Work to complete: Copy every record below, exactly as written.

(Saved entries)

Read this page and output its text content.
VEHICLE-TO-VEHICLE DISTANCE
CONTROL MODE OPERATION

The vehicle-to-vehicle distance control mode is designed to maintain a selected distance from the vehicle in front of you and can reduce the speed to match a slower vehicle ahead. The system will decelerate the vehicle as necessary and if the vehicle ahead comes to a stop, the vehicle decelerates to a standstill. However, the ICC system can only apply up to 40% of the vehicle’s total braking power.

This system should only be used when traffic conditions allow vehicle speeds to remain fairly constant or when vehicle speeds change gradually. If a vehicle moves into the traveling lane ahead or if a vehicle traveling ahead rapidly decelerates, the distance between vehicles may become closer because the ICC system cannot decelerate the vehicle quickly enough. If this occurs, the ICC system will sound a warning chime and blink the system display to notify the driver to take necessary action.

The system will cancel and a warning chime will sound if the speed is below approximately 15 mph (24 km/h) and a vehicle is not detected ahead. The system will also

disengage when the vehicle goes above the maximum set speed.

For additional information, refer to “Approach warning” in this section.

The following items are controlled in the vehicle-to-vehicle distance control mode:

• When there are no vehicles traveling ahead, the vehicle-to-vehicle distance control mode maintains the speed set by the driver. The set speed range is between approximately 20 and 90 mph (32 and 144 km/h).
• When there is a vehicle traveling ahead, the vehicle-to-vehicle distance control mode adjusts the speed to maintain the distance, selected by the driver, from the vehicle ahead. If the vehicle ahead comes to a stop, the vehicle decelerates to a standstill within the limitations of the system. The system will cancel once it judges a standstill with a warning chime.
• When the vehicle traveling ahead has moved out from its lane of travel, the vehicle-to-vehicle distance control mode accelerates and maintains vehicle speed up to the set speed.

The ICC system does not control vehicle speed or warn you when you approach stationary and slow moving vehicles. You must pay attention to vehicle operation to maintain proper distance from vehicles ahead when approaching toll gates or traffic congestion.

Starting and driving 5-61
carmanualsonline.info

Solution for this problem:
Read this page and output its text content.
VEHICLE-TO-VEHICLE DISTANCE
CONTROL MODE OPERATION

The vehicle-to-vehicle distance control mode is designed to maintain a selected distance from the vehicle in front of you and can reduce the speed to match a slower vehicle ahead. The system will decelerate the vehicle as necessary and if the vehicle ahead comes to a stop, the vehicle decelerates to a standstill. However, the ICC system can only apply up to 40% of the vehicle’s total braking power.

This system should only be used when traffic conditions allow vehicle speeds to remain fairly constant or when vehicle speeds change gradually. If a vehicle moves into the traveling lane ahead or if a vehicle traveling ahead rapidly decelerates, the distance between vehicles may become closer because the ICC system cannot decelerate the vehicle quickly enough. If this occurs, the ICC system will sound a warning chime and blink the system display to notify the driver to take necessary action.

The system will cancel and a warning chime will sound if the speed is below approximately 15 mph (24 km/h) and a vehicle is not detected ahead. The system will also

disengage when the vehicle goes above the maximum set speed.

For additional information, refer to “Approach warning” in this section.

The following items are controlled in the vehicle-to-vehicle distance control mode:

• When there are no vehicles traveling ahead, the vehicle-to-vehicle distance control mode maintains the speed set by the driver. The set speed range is between approximately 20 and 90 mph (32 and 144 km/h).
• When there is a vehicle traveling ahead, the vehicle-to-vehicle distance control mode adjusts the speed to maintain the distance, selected by the driver, from the vehicle ahead. If the vehicle ahead comes to a stop, the vehicle decelerates to a standstill within the limitations of the system. The system will cancel once it judges a standstill with a warning chime.
• When the vehicle traveling ahead has moved out from its lane of travel, the vehicle-to-vehicle distance control mode accelerates and maintains vehicle speed up to the set speed.

The ICC system does not control vehicle speed or warn you when you approach stationary and slow moving vehicles. You must pay attention to vehicle operation to maintain proper distance from vehicles ahead when approaching toll gates or traffic congestion.

Starting and driving 5-61
carmanualsonline.info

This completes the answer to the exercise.